Problem -
Output every line below exactly.

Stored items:

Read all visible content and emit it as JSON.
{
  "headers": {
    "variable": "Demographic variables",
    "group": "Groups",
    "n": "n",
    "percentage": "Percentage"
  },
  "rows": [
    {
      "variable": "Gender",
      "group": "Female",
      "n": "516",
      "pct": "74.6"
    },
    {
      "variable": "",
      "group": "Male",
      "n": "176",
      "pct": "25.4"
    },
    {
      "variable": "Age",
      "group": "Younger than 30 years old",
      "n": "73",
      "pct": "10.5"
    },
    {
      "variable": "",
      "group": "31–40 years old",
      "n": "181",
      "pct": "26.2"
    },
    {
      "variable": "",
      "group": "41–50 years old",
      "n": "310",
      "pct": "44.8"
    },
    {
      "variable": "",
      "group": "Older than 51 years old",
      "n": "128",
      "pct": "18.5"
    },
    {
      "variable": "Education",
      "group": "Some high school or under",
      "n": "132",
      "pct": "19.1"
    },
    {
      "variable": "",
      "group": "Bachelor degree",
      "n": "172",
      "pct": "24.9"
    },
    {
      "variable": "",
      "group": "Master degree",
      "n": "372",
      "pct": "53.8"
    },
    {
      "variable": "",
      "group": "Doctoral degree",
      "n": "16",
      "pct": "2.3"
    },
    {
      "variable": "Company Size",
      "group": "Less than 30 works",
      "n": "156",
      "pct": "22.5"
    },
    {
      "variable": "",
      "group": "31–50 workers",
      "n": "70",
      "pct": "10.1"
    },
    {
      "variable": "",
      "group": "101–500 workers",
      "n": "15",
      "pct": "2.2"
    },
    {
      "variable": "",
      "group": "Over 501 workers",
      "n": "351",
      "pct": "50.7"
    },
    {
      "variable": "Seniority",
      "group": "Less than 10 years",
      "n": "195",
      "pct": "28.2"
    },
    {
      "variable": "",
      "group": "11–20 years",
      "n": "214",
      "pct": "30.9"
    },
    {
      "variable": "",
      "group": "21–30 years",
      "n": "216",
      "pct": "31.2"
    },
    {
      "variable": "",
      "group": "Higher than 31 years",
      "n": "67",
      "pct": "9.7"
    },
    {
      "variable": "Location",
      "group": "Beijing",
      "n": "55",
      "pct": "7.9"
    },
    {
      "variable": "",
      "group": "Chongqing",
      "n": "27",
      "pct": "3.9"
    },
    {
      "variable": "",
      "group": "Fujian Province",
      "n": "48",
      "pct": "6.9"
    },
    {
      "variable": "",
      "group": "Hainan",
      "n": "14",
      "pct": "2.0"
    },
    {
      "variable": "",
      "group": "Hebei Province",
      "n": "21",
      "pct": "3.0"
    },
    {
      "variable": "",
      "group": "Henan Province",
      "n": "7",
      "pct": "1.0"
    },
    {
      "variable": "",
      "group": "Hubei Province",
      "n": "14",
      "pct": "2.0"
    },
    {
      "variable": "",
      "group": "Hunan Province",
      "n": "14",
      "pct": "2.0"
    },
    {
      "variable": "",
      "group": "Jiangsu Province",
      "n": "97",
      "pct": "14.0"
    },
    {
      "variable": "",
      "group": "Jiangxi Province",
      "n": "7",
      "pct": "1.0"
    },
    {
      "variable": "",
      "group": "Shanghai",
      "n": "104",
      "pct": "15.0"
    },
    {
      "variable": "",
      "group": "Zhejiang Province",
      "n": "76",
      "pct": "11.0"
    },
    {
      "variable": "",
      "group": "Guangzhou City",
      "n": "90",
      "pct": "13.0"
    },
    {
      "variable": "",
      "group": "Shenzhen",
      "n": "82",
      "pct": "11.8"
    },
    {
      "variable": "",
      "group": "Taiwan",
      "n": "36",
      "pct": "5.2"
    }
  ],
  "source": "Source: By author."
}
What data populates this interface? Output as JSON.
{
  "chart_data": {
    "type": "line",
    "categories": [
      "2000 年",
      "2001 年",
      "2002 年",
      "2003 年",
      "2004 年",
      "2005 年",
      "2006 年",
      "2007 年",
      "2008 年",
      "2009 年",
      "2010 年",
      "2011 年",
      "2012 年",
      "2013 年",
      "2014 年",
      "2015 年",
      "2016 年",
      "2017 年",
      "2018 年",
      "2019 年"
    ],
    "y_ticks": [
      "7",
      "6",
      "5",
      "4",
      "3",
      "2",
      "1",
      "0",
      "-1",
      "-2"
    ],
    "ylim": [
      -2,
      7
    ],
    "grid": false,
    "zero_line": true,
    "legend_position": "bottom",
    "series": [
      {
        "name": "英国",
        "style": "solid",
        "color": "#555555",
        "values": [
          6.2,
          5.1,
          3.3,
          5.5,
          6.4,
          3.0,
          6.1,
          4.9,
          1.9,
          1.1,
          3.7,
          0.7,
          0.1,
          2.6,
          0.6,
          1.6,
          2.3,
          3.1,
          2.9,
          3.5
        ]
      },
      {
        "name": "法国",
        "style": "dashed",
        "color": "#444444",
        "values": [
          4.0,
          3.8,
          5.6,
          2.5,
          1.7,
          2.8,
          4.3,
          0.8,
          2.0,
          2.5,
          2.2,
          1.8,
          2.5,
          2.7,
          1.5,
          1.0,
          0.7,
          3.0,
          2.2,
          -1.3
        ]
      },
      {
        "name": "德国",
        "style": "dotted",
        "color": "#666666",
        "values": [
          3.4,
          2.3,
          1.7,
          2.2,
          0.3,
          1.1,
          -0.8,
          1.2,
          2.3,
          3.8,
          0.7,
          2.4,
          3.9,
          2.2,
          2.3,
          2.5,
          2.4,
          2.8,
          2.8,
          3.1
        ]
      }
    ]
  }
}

Solution for this task -
Read all visible content and emit it as JSON.
{
  "headers": {
    "variable": "Demographic variables",
    "group": "Groups",
    "n": "n",
    "percentage": "Percentage"
  },
  "rows": [
    {
      "variable": "Gender",
      "group": "Female",
      "n": "516",
      "pct": "74.6"
    },
    {
      "variable": "",
      "group": "Male",
      "n": "176",
      "pct": "25.4"
    },
    {
      "variable": "Age",
      "group": "Younger than 30 years old",
      "n": "73",
      "pct": "10.5"
    },
    {
      "variable": "",
      "group": "31–40 years old",
      "n": "181",
      "pct": "26.2"
    },
    {
      "variable": "",
      "group": "41–50 years old",
      "n": "310",
      "pct": "44.8"
    },
    {
      "variable": "",
      "group": "Older than 51 years old",
      "n": "128",
      "pct": "18.5"
    },
    {
      "variable": "Education",
      "group": "Some high school or under",
      "n": "132",
      "pct": "19.1"
    },
    {
      "variable": "",
      "group": "Bachelor degree",
      "n": "172",
      "pct": "24.9"
    },
    {
      "variable": "",
      "group": "Master degree",
      "n": "372",
      "pct": "53.8"
    },
    {
      "variable": "",
      "group": "Doctoral degree",
      "n": "16",
      "pct": "2.3"
    },
    {
      "variable": "Company Size",
      "group": "Less than 30 works",
      "n": "156",
      "pct": "22.5"
    },
    {
      "variable": "",
      "group": "31–50 workers",
      "n": "70",
      "pct": "10.1"
    },
    {
      "variable": "",
      "group": "101–500 workers",
      "n": "15",
      "pct": "2.2"
    },
    {
      "variable": "",
      "group": "Over 501 workers",
      "n": "351",
      "pct": "50.7"
    },
    {
      "variable": "Seniority",
      "group": "Less than 10 years",
      "n": "195",
      "pct": "28.2"
    },
    {
      "variable": "",
      "group": "11–20 years",
      "n": "214",
      "pct": "30.9"
    },
    {
      "variable": "",
      "group": "21–30 years",
      "n": "216",
      "pct": "31.2"
    },
    {
      "variable": "",
      "group": "Higher than 31 years",
      "n": "67",
      "pct": "9.7"
    },
    {
      "variable": "Location",
      "group": "Beijing",
      "n": "55",
      "pct": "7.9"
    },
    {
      "variable": "",
      "group": "Chongqing",
      "n": "27",
      "pct": "3.9"
    },
    {
      "variable": "",
      "group": "Fujian Province",
      "n": "48",
      "pct": "6.9"
    },
    {
      "variable": "",
      "group": "Hainan",
      "n": "14",
      "pct": "2.0"
    },
    {
      "variable": "",
      "group": "Hebei Province",
      "n": "21",
      "pct": "3.0"
    },
    {
      "variable": "",
      "group": "Henan Province",
      "n": "7",
      "pct": "1.0"
    },
    {
      "variable": "",
      "group": "Hubei Province",
      "n": "14",
      "pct": "2.0"
    },
    {
      "variable": "",
      "group": "Hunan Province",
      "n": "14",
      "pct": "2.0"
    },
    {
      "variable": "",
      "group": "Jiangsu Province",
      "n": "97",
      "pct": "14.0"
    },
    {
      "variable": "",
      "group": "Jiangxi Province",
      "n": "7",
      "pct": "1.0"
    },
    {
      "variable": "",
      "group": "Shanghai",
      "n": "104",
      "pct": "15.0"
    },
    {
      "variable": "",
      "group": "Zhejiang Province",
      "n": "76",
      "pct": "11.0"
    },
    {
      "variable": "",
      "group": "Guangzhou City",
      "n": "90",
      "pct": "13.0"
    },
    {
      "variable": "",
      "group": "Shenzhen",
      "n": "82",
      "pct": "11.8"
    },
    {
      "variable": "",
      "group": "Taiwan",
      "n": "36",
      "pct": "5.2"
    }
  ],
  "source": "Source: By author."
}
What data populates this interface? Output as JSON.
{
  "chart_data": {
    "type": "line",
    "categories": [
      "2000 年",
      "2001 年",
      "2002 年",
      "2003 年",
      "2004 年",
      "2005 年",
      "2006 年",
      "2007 年",
      "2008 年",
      "2009 年",
      "2010 年",
      "2011 年",
      "2012 年",
      "2013 年",
      "2014 年",
      "2015 年",
      "2016 年",
      "2017 年",
      "2018 年",
      "2019 年"
    ],
    "y_ticks": [
      "7",
      "6",
      "5",
      "4",
      "3",
      "2",
      "1",
      "0",
      "-1",
      "-2"
    ],
    "ylim": [
      -2,
      7
    ],
    "grid": false,
    "zero_line": true,
    "legend_position": "bottom",
    "series": [
      {
        "name": "英国",
        "style": "solid",
        "color": "#555555",
        "values": [
          6.2,
          5.1,
          3.3,
          5.5,
          6.4,
          3.0,
          6.1,
          4.9,
          1.9,
          1.1,
          3.7,
          0.7,
          0.1,
          2.6,
          0.6,
          1.6,
          2.3,
          3.1,
          2.9,
          3.5
        ]
      },
      {
        "name": "法国",
        "style": "dashed",
        "color": "#444444",
        "values": [
          4.0,
          3.8,
          5.6,
          2.5,
          1.7,
          2.8,
          4.3,
          0.8,
          2.0,
          2.5,
          2.2,
          1.8,
          2.5,
          2.7,
          1.5,
          1.0,
          0.7,
          3.0,
          2.2,
          -1.3
        ]
      },
      {
        "name": "德国",
        "style": "dotted",
        "color": "#666666",
        "values": [
          3.4,
          2.3,
          1.7,
          2.2,
          0.3,
          1.1,
          -0.8,
          1.2,
          2.3,
          3.8,
          0.7,
          2.4,
          3.9,
          2.2,
          2.3,
          2.5,
          2.4,
          2.8,
          2.8,
          3.1
        ]
      }
    ]
  }
}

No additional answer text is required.